─── The data

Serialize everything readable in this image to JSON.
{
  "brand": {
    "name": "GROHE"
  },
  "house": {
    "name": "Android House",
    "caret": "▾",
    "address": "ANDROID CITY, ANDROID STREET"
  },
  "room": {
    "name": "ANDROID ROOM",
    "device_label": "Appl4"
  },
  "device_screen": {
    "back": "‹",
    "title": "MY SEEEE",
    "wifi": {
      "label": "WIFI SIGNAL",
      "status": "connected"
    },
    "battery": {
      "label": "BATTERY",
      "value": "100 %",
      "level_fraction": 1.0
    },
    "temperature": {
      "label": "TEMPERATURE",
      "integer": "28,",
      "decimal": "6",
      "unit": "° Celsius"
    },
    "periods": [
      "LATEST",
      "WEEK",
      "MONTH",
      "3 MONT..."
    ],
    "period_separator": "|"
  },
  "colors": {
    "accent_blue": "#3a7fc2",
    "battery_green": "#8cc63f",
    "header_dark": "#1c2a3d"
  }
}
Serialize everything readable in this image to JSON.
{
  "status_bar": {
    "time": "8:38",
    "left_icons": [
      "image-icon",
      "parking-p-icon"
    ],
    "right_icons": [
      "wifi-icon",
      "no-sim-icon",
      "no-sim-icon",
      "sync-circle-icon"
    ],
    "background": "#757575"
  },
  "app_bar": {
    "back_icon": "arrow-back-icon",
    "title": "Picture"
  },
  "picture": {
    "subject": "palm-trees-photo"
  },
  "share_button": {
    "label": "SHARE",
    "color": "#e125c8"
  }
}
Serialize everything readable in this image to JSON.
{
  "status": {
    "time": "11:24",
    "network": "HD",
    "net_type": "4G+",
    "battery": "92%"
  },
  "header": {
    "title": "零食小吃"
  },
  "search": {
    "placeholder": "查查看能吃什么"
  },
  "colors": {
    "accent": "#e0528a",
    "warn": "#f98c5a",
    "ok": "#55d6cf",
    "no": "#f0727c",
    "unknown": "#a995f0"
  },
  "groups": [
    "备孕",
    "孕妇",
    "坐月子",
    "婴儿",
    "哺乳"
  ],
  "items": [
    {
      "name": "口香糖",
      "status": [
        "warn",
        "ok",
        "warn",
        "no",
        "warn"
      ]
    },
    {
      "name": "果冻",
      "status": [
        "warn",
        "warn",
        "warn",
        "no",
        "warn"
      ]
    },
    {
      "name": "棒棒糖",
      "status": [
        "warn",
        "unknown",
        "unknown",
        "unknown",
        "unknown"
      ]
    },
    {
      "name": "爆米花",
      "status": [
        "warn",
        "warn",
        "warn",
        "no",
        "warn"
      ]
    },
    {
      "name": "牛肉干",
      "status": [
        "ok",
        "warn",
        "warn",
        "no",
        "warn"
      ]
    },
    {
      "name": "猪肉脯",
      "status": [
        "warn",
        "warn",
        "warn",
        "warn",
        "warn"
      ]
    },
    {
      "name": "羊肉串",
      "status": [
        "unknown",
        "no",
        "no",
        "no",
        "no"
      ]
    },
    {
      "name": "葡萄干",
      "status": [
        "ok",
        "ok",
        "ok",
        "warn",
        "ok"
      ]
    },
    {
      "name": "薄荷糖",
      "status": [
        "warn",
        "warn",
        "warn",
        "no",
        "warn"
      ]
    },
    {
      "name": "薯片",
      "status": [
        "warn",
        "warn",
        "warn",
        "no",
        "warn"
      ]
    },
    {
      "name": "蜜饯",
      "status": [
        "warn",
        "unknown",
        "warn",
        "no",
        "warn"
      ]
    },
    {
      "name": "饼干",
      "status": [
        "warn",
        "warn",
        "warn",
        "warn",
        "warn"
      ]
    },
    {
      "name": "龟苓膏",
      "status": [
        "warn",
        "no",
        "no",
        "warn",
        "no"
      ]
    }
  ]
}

──────

Copy each line of the data exactly, leaving nothing out.

Answer for this exercise
Serialize everything readable in this image to JSON.
{
  "brand": {
    "name": "GROHE"
  },
  "house": {
    "name": "Android House",
    "caret": "▾",
    "address": "ANDROID CITY, ANDROID STREET"
  },
  "room": {
    "name": "ANDROID ROOM",
    "device_label": "Appl4"
  },
  "device_screen": {
    "back": "‹",
    "title": "MY SEEEE",
    "wifi": {
      "label": "WIFI SIGNAL",
      "status": "connected"
    },
    "battery": {
      "label": "BATTERY",
      "value": "100 %",
      "level_fraction": 1.0
    },
    "temperature": {
      "label": "TEMPERATURE",
      "integer": "28,",
      "decimal": "6",
      "unit": "° Celsius"
    },
    "periods": [
      "LATEST",
      "WEEK",
      "MONTH",
      "3 MONT..."
    ],
    "period_separator": "|"
  },
  "colors": {
    "accent_blue": "#3a7fc2",
    "battery_green": "#8cc63f",
    "header_dark": "#1c2a3d"
  }
}
Serialize everything readable in this image to JSON.
{
  "status_bar": {
    "time": "8:38",
    "left_icons": [
      "image-icon",
      "parking-p-icon"
    ],
    "right_icons": [
      "wifi-icon",
      "no-sim-icon",
      "no-sim-icon",
      "sync-circle-icon"
    ],
    "background": "#757575"
  },
  "app_bar": {
    "back_icon": "arrow-back-icon",
    "title": "Picture"
  },
  "picture": {
    "subject": "palm-trees-photo"
  },
  "share_button": {
    "label": "SHARE",
    "color": "#e125c8"
  }
}
Serialize everything readable in this image to JSON.
{
  "status": {
    "time": "11:24",
    "network": "HD",
    "net_type": "4G+",
    "battery": "92%"
  },
  "header": {
    "title": "零食小吃"
  },
  "search": {
    "placeholder": "查查看能吃什么"
  },
  "colors": {
    "accent": "#e0528a",
    "warn": "#f98c5a",
    "ok": "#55d6cf",
    "no": "#f0727c",
    "unknown": "#a995f0"
  },
  "groups": [
    "备孕",
    "孕妇",
    "坐月子",
    "婴儿",
    "哺乳"
  ],
  "items": [
    {
      "name": "口香糖",
      "status": [
        "warn",
        "ok",
        "warn",
        "no",
        "warn"
      ]
    },
    {
      "name": "果冻",
      "status": [
        "warn",
        "warn",
        "warn",
        "no",
        "warn"
      ]
    },
    {
      "name": "棒棒糖",
      "status": [
        "warn",
        "unknown",
        "unknown",
        "unknown",
        "unknown"
      ]
    },
    {
      "name": "爆米花",
      "status": [
        "warn",
        "warn",
        "warn",
        "no",
        "warn"
      ]
    },
    {
      "name": "牛肉干",
      "status": [
        "ok",
        "warn",
        "warn",
        "no",
        "warn"
      ]
    },
    {
      "name": "猪肉脯",
      "status": [
        "warn",
        "warn",
        "warn",
        "warn",
        "warn"
      ]
    },
    {
      "name": "羊肉串",
      "status": [
        "unknown",
        "no",
        "no",
        "no",
        "no"
      ]
    },
    {
      "name": "葡萄干",
      "status": [
        "ok",
        "ok",
        "ok",
        "warn",
        "ok"
      ]
    },
    {
      "name": "薄荷糖",
      "status": [
        "warn",
        "warn",
        "warn",
        "no",
        "warn"
      ]
    },
    {
      "name": "薯片",
      "status": [
        "warn",
        "warn",
        "warn",
        "no",
        "warn"
      ]
    },
    {
      "name": "蜜饯",
      "status": [
        "warn",
        "unknown",
        "warn",
        "no",
        "warn"
      ]
    },
    {
      "name": "饼干",
      "status": [
        "warn",
        "warn",
        "warn",
        "warn",
        "warn"
      ]
    },
    {
      "name": "龟苓膏",
      "status": [
        "warn",
        "no",
        "no",
        "warn",
        "no"
      ]
    }
  ]
}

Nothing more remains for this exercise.